> **DATA ENTRIES**:
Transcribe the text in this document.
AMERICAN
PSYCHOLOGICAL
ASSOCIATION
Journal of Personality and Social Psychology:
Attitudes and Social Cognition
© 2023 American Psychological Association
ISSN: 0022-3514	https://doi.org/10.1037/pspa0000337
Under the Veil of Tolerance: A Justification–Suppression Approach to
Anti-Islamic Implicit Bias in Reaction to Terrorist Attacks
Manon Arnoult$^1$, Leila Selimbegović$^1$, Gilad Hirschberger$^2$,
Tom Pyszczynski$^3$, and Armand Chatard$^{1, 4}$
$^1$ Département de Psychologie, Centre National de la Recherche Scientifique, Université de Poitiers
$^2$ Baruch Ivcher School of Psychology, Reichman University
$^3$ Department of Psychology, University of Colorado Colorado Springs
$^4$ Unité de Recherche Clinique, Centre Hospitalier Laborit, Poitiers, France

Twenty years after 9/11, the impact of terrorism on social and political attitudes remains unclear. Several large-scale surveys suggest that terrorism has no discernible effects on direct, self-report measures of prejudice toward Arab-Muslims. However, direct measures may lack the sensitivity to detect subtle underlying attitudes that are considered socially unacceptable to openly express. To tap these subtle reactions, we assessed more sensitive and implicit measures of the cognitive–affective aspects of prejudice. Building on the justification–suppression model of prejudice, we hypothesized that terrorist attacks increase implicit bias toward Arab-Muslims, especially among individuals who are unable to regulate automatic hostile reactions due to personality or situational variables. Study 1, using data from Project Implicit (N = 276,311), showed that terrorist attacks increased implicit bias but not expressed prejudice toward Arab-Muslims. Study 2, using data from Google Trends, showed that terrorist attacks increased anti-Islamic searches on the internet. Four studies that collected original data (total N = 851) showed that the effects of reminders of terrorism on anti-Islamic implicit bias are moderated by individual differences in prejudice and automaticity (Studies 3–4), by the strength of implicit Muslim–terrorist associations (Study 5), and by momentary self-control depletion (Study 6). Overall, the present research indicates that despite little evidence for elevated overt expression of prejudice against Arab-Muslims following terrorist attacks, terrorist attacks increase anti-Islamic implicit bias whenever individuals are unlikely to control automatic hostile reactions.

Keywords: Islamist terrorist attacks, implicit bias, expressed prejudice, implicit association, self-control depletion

> **WRITTEN TASK**:
Go through the material and select each line with the string "Recherche" in it.

> **FULL ANSWER**:
$^1$ Département de Psychologie, Centre National de la Recherche Scientifique, Université de Poitiers
$^4$ Unité de Recherche Clinique, Centre Hospitalier Laborit, Poitiers, France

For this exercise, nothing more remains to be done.